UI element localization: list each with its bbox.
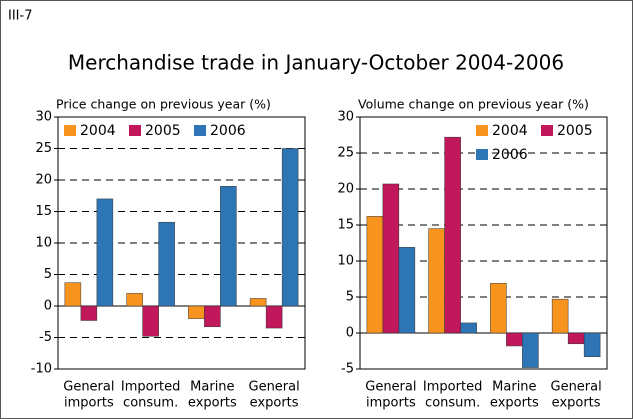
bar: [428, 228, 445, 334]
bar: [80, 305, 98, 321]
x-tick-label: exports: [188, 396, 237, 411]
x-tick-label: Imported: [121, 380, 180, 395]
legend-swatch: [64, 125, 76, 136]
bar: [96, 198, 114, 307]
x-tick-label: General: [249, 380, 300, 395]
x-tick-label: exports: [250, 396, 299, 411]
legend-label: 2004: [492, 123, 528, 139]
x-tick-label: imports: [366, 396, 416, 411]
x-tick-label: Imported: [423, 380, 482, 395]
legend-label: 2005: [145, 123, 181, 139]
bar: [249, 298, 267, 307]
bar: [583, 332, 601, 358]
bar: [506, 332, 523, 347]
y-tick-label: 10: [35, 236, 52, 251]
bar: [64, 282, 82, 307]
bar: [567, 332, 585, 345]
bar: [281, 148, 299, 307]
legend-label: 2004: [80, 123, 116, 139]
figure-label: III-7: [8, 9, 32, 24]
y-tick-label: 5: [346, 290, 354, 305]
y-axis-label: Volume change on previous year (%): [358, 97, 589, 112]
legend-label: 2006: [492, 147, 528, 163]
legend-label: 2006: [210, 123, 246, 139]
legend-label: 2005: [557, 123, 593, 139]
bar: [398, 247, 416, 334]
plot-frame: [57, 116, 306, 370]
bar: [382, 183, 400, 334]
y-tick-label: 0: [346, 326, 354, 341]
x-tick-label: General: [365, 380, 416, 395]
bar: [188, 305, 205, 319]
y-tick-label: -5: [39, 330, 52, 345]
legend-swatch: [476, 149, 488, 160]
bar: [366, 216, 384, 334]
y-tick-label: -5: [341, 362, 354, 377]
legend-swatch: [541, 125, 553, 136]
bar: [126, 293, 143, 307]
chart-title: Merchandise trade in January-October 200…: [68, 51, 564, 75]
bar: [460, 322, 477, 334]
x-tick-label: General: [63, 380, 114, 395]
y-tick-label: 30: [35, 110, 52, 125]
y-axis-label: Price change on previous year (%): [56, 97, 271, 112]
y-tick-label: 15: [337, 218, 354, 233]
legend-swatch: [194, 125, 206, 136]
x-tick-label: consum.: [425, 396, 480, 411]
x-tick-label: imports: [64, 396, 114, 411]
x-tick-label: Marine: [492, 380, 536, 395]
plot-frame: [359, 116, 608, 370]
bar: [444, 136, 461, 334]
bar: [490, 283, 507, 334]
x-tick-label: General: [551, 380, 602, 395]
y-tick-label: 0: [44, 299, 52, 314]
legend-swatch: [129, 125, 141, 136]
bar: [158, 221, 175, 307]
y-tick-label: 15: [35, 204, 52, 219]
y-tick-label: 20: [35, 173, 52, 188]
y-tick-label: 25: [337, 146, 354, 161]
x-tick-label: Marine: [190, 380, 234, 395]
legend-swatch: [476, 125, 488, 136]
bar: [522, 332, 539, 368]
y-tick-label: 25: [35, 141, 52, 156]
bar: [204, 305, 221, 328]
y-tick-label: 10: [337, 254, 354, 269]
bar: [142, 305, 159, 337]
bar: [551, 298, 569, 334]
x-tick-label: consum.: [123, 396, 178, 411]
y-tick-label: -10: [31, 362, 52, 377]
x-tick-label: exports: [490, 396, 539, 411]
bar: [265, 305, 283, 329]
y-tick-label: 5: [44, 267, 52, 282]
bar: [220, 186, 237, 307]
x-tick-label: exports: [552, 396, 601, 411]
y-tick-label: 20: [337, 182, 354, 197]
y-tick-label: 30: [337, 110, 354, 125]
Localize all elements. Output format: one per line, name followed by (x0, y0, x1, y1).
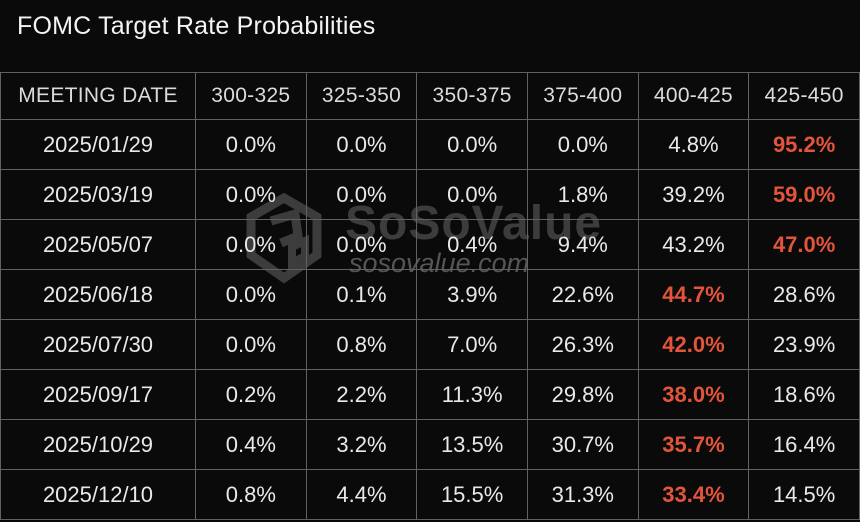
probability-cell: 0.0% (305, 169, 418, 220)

- - - - -

* [DIRECTIONS FOR THIS TASK] Copy every line of the items above word for word, leaving out the pictures.

* [RESULT FOR THIS TASK]
UI element localization: list each with its bbox.
bar: [428, 228, 445, 334]
bar: [80, 305, 98, 321]
x-tick-label: exports: [188, 396, 237, 411]
x-tick-label: Imported: [121, 380, 180, 395]
legend-swatch: [64, 125, 76, 136]
bar: [96, 198, 114, 307]
x-tick-label: General: [249, 380, 300, 395]
x-tick-label: exports: [250, 396, 299, 411]
legend-label: 2004: [492, 123, 528, 139]
x-tick-label: imports: [366, 396, 416, 411]
x-tick-label: Imported: [423, 380, 482, 395]
legend-label: 2005: [145, 123, 181, 139]
bar: [249, 298, 267, 307]
bar: [583, 332, 601, 358]
bar: [506, 332, 523, 347]
y-tick-label: 10: [35, 236, 52, 251]
bar: [64, 282, 82, 307]
bar: [567, 332, 585, 345]
bar: [281, 148, 299, 307]
legend-label: 2004: [80, 123, 116, 139]
figure-label: III-7: [8, 9, 32, 24]
y-tick-label: 5: [346, 290, 354, 305]
y-axis-label: Volume change on previous year (%): [358, 97, 589, 112]
legend-label: 2006: [492, 147, 528, 163]
legend-label: 2006: [210, 123, 246, 139]
legend-label: 2005: [557, 123, 593, 139]
bar: [398, 247, 416, 334]
plot-frame: [57, 116, 306, 370]
bar: [382, 183, 400, 334]
y-tick-label: 0: [346, 326, 354, 341]
x-tick-label: General: [365, 380, 416, 395]
bar: [188, 305, 205, 319]
y-tick-label: -5: [39, 330, 52, 345]
legend-swatch: [476, 149, 488, 160]
bar: [366, 216, 384, 334]
y-tick-label: -5: [341, 362, 354, 377]
legend-swatch: [541, 125, 553, 136]
bar: [126, 293, 143, 307]
chart-title: Merchandise trade in January-October 200…: [68, 51, 564, 75]
bar: [460, 322, 477, 334]
x-tick-label: General: [63, 380, 114, 395]
y-tick-label: 30: [35, 110, 52, 125]
y-axis-label: Price change on previous year (%): [56, 97, 271, 112]
y-tick-label: 15: [337, 218, 354, 233]
legend-swatch: [194, 125, 206, 136]
x-tick-label: consum.: [425, 396, 480, 411]
x-tick-label: imports: [64, 396, 114, 411]
x-tick-label: Marine: [492, 380, 536, 395]
plot-frame: [359, 116, 608, 370]
bar: [444, 136, 461, 334]
bar: [490, 283, 507, 334]
x-tick-label: General: [551, 380, 602, 395]
y-tick-label: 0: [44, 299, 52, 314]
legend-swatch: [129, 125, 141, 136]
bar: [158, 221, 175, 307]
y-tick-label: 15: [35, 204, 52, 219]
y-tick-label: 20: [35, 173, 52, 188]
y-tick-label: 25: [337, 146, 354, 161]
x-tick-label: Marine: [190, 380, 234, 395]
legend-swatch: [476, 125, 488, 136]
bar: [522, 332, 539, 368]
y-tick-label: 25: [35, 141, 52, 156]
bar: [204, 305, 221, 328]
y-tick-label: 10: [337, 254, 354, 269]
bar: [142, 305, 159, 337]
bar: [551, 298, 569, 334]
x-tick-label: consum.: [123, 396, 178, 411]
y-tick-label: -10: [31, 362, 52, 377]
x-tick-label: exports: [490, 396, 539, 411]
bar: [265, 305, 283, 329]
y-tick-label: 5: [44, 267, 52, 282]
bar: [220, 186, 237, 307]
x-tick-label: exports: [552, 396, 601, 411]
y-tick-label: 20: [337, 182, 354, 197]
y-tick-label: 30: [337, 110, 354, 125]
Localize all elements. Output format: one per line, name followed by (x0, y0, x1, y1).
probability-cell: 0.0% (305, 169, 418, 220)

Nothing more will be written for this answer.